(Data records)

════════════════

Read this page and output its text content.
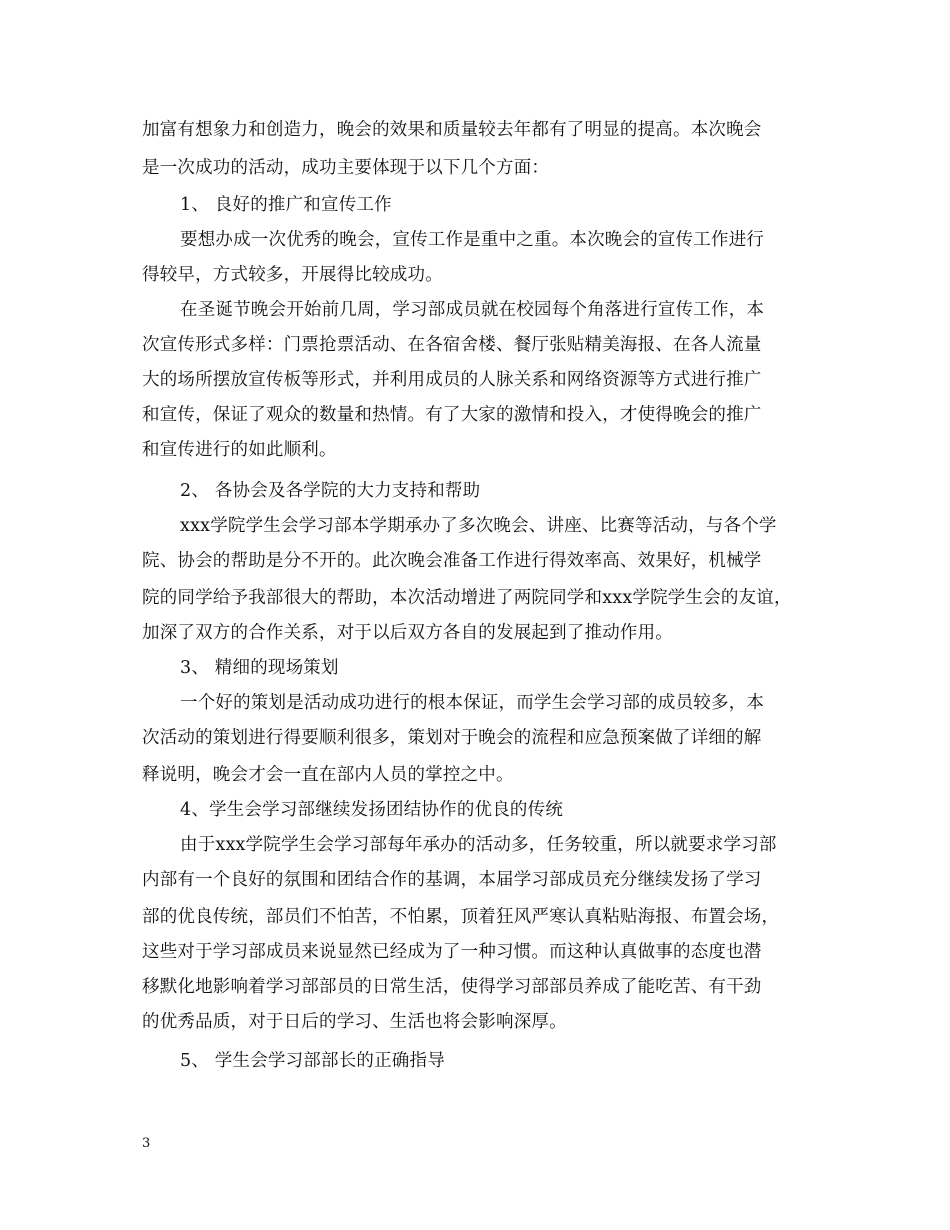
加富有想象力和创造力，晚会的效果和质量较去年都有了明显的提高。本次晚会
是一次成功的活动，成功主要体现于以下几个方面：
1、 良好的推广和宣传工作
要想办成一次优秀的晚会，宣传工作是重中之重。本次晚会的宣传工作进行
得较早，方式较多，开展得比较成功。
在圣诞节晚会开始前几周，学习部成员就在校园每个角落进行宣传工作，本
次宣传形式多样：门票抢票活动、在各宿舍楼、餐厅张贴精美海报、在各人流量
大的场所摆放宣传板等形式，并利用成员的人脉关系和网络资源等方式进行推广
和宣传，保证了观众的数量和热情。有了大家的激情和投入，才使得晚会的推广
和宣传进行的如此顺利。
2、 各协会及各学院的大力支持和帮助
xxx学院学生会学习部本学期承办了多次晚会、讲座、比赛等活动，与各个学
院、协会的帮助是分不开的。此次晚会准备工作进行得效率高、效果好，机械学
院的同学给予我部很大的帮助，本次活动增进了两院同学和xxx学院学生会的友谊，
加深了双方的合作关系，对于以后双方各自的发展起到了推动作用。
3、 精细的现场策划
一个好的策划是活动成功进行的根本保证，而学生会学习部的成员较多，本
次活动的策划进行得要顺利很多，策划对于晚会的流程和应急预案做了详细的解
释说明，晚会才会一直在部内人员的掌控之中。
4、学生会学习部继续发扬团结协作的优良的传统
由于xxx学院学生会学习部每年承办的活动多，任务较重，所以就要求学习部
内部有一个良好的氛围和团结合作的基调，本届学习部成员充分继续发扬了学习
部的优良传统，部员们不怕苦，不怕累，顶着狂风严寒认真粘贴海报、布置会场，
这些对于学习部成员来说显然已经成为了一种习惯。而这种认真做事的态度也潜
移默化地影响着学习部部员的日常生活，使得学习部部员养成了能吃苦、有干劲
的优秀品质，对于日后的学习、生活也将会影响深厚。
5、 学生会学习部部长的正确指导
3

════════════════

AIM: Reproduce the material above in full and without alteration, but skip all pictures.

RESPONSE TO THIS EXERCISE:
Read this page and output its text content.
加富有想象力和创造力，晚会的效果和质量较去年都有了明显的提高。本次晚会
是一次成功的活动，成功主要体现于以下几个方面：
1、 良好的推广和宣传工作
要想办成一次优秀的晚会，宣传工作是重中之重。本次晚会的宣传工作进行
得较早，方式较多，开展得比较成功。
在圣诞节晚会开始前几周，学习部成员就在校园每个角落进行宣传工作，本
次宣传形式多样：门票抢票活动、在各宿舍楼、餐厅张贴精美海报、在各人流量
大的场所摆放宣传板等形式，并利用成员的人脉关系和网络资源等方式进行推广
和宣传，保证了观众的数量和热情。有了大家的激情和投入，才使得晚会的推广
和宣传进行的如此顺利。
2、 各协会及各学院的大力支持和帮助
xxx学院学生会学习部本学期承办了多次晚会、讲座、比赛等活动，与各个学
院、协会的帮助是分不开的。此次晚会准备工作进行得效率高、效果好，机械学
院的同学给予我部很大的帮助，本次活动增进了两院同学和xxx学院学生会的友谊，
加深了双方的合作关系，对于以后双方各自的发展起到了推动作用。
3、 精细的现场策划
一个好的策划是活动成功进行的根本保证，而学生会学习部的成员较多，本
次活动的策划进行得要顺利很多，策划对于晚会的流程和应急预案做了详细的解
释说明，晚会才会一直在部内人员的掌控之中。
4、学生会学习部继续发扬团结协作的优良的传统
由于xxx学院学生会学习部每年承办的活动多，任务较重，所以就要求学习部
内部有一个良好的氛围和团结合作的基调，本届学习部成员充分继续发扬了学习
部的优良传统，部员们不怕苦，不怕累，顶着狂风严寒认真粘贴海报、布置会场，
这些对于学习部成员来说显然已经成为了一种习惯。而这种认真做事的态度也潜
移默化地影响着学习部部员的日常生活，使得学习部部员养成了能吃苦、有干劲
的优秀品质，对于日后的学习、生活也将会影响深厚。
5、 学生会学习部部长的正确指导
3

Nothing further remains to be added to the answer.